Records from a data source
####################

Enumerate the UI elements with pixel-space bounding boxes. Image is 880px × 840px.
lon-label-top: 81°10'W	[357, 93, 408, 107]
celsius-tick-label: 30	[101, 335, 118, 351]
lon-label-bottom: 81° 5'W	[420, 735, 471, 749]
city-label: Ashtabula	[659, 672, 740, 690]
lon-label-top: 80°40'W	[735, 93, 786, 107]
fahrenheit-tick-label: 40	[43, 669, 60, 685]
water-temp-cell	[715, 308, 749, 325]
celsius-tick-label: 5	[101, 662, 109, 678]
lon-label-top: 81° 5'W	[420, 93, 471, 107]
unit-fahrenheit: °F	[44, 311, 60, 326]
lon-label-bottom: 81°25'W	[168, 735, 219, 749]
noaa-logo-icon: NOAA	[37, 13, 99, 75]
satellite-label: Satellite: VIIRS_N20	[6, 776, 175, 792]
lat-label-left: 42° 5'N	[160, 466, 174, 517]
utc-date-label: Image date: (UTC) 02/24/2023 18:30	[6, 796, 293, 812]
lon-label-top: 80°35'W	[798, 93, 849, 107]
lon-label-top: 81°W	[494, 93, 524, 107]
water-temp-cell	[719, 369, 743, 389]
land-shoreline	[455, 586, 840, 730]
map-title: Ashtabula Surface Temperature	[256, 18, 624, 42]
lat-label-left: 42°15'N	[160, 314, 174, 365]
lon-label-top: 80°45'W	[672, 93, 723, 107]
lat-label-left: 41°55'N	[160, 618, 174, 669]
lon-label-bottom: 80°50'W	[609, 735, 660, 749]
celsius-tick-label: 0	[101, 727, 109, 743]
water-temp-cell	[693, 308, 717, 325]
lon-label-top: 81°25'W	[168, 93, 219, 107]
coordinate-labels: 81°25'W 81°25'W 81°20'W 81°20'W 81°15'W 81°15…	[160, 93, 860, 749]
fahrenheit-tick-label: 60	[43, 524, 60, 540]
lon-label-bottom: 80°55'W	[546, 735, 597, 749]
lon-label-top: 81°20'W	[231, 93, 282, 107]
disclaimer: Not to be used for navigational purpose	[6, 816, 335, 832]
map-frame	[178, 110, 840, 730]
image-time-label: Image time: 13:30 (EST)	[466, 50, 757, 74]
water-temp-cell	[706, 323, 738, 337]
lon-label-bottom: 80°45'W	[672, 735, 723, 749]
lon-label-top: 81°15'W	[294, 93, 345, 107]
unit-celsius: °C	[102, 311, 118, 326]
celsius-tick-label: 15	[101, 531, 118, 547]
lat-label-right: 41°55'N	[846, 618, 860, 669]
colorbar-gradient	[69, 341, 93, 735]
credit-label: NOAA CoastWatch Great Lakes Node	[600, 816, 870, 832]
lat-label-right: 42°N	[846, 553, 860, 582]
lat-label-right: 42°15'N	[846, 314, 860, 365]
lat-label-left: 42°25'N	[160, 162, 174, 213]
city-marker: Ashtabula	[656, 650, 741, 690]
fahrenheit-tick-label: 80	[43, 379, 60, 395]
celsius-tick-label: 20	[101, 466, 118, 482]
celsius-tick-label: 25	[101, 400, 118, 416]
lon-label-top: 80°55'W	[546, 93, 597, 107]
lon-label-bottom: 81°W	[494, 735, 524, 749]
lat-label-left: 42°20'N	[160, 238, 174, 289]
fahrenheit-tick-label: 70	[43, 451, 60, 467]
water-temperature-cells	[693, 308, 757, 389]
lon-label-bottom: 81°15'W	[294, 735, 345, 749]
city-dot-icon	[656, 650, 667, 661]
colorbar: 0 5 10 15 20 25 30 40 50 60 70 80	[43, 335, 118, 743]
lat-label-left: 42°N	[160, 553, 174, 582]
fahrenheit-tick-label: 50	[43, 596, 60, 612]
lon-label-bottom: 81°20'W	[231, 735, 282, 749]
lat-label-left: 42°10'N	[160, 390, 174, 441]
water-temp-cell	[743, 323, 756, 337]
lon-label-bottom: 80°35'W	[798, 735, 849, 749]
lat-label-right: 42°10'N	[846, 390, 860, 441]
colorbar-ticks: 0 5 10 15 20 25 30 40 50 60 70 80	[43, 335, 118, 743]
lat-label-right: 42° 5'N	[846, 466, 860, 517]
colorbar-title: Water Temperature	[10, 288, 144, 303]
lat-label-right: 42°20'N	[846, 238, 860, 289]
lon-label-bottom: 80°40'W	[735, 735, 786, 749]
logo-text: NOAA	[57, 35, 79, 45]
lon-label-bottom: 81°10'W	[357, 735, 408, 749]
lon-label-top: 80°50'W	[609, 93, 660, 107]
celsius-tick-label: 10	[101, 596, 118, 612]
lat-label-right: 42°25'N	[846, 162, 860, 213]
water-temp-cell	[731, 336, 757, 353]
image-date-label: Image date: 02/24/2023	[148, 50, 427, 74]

####################

- [Requirements] Copy out every line of the listing above without changing anything.

- [Output for this task]
Enumerate the UI elements with pixel-space bounding boxes. Image is 880px × 840px.
lon-label-top: 81°10'W	[357, 93, 408, 107]
celsius-tick-label: 30	[101, 335, 118, 351]
lon-label-bottom: 81° 5'W	[420, 735, 471, 749]
city-label: Ashtabula	[659, 672, 740, 690]
lon-label-top: 80°40'W	[735, 93, 786, 107]
fahrenheit-tick-label: 40	[43, 669, 60, 685]
water-temp-cell	[715, 308, 749, 325]
celsius-tick-label: 5	[101, 662, 109, 678]
lon-label-top: 81° 5'W	[420, 93, 471, 107]
unit-fahrenheit: °F	[44, 311, 60, 326]
lon-label-bottom: 81°25'W	[168, 735, 219, 749]
noaa-logo-icon: NOAA	[37, 13, 99, 75]
satellite-label: Satellite: VIIRS_N20	[6, 776, 175, 792]
lat-label-left: 42° 5'N	[160, 466, 174, 517]
utc-date-label: Image date: (UTC) 02/24/2023 18:30	[6, 796, 293, 812]
lon-label-top: 80°35'W	[798, 93, 849, 107]
lon-label-top: 81°W	[494, 93, 524, 107]
water-temp-cell	[719, 369, 743, 389]
land-shoreline	[455, 586, 840, 730]
map-title: Ashtabula Surface Temperature	[256, 18, 624, 42]
lat-label-left: 42°15'N	[160, 314, 174, 365]
lon-label-top: 80°45'W	[672, 93, 723, 107]
lat-label-left: 41°55'N	[160, 618, 174, 669]
lon-label-bottom: 80°50'W	[609, 735, 660, 749]
celsius-tick-label: 0	[101, 727, 109, 743]
water-temp-cell	[693, 308, 717, 325]
lon-label-top: 81°25'W	[168, 93, 219, 107]
coordinate-labels: 81°25'W 81°25'W 81°20'W 81°20'W 81°15'W 81°15…	[160, 93, 860, 749]
fahrenheit-tick-label: 60	[43, 524, 60, 540]
lon-label-bottom: 80°55'W	[546, 735, 597, 749]
lon-label-top: 81°20'W	[231, 93, 282, 107]
disclaimer: Not to be used for navigational purpose	[6, 816, 335, 832]
map-frame	[178, 110, 840, 730]
image-time-label: Image time: 13:30 (EST)	[466, 50, 757, 74]
water-temp-cell	[706, 323, 738, 337]
lon-label-bottom: 80°45'W	[672, 735, 723, 749]
lon-label-top: 81°15'W	[294, 93, 345, 107]
unit-celsius: °C	[102, 311, 118, 326]
celsius-tick-label: 15	[101, 531, 118, 547]
lat-label-right: 41°55'N	[846, 618, 860, 669]
colorbar-gradient	[69, 341, 93, 735]
credit-label: NOAA CoastWatch Great Lakes Node	[600, 816, 870, 832]
lat-label-right: 42°N	[846, 553, 860, 582]
lat-label-right: 42°15'N	[846, 314, 860, 365]
lat-label-left: 42°25'N	[160, 162, 174, 213]
city-marker: Ashtabula	[656, 650, 741, 690]
fahrenheit-tick-label: 80	[43, 379, 60, 395]
celsius-tick-label: 20	[101, 466, 118, 482]
celsius-tick-label: 25	[101, 400, 118, 416]
lon-label-top: 80°55'W	[546, 93, 597, 107]
lon-label-bottom: 81°W	[494, 735, 524, 749]
lat-label-left: 42°20'N	[160, 238, 174, 289]
fahrenheit-tick-label: 70	[43, 451, 60, 467]
water-temperature-cells	[693, 308, 757, 389]
lon-label-bottom: 81°15'W	[294, 735, 345, 749]
city-dot-icon	[656, 650, 667, 661]
colorbar: 0 5 10 15 20 25 30 40 50 60 70 80	[43, 335, 118, 743]
lat-label-left: 42°N	[160, 553, 174, 582]
fahrenheit-tick-label: 50	[43, 596, 60, 612]
lon-label-bottom: 81°20'W	[231, 735, 282, 749]
lat-label-left: 42°10'N	[160, 390, 174, 441]
water-temp-cell	[743, 323, 756, 337]
lon-label-bottom: 80°35'W	[798, 735, 849, 749]
lat-label-right: 42°10'N	[846, 390, 860, 441]
colorbar-ticks: 0 5 10 15 20 25 30 40 50 60 70 80	[43, 335, 118, 743]
lat-label-right: 42° 5'N	[846, 466, 860, 517]
colorbar-title: Water Temperature	[10, 288, 144, 303]
lat-label-right: 42°20'N	[846, 238, 860, 289]
lon-label-bottom: 80°40'W	[735, 735, 786, 749]
logo-text: NOAA	[57, 35, 79, 45]
lon-label-bottom: 81°10'W	[357, 735, 408, 749]
lon-label-top: 80°50'W	[609, 93, 660, 107]
celsius-tick-label: 10	[101, 596, 118, 612]
lat-label-right: 42°25'N	[846, 162, 860, 213]
water-temp-cell	[731, 336, 757, 353]
image-date-label: Image date: 02/24/2023	[148, 50, 427, 74]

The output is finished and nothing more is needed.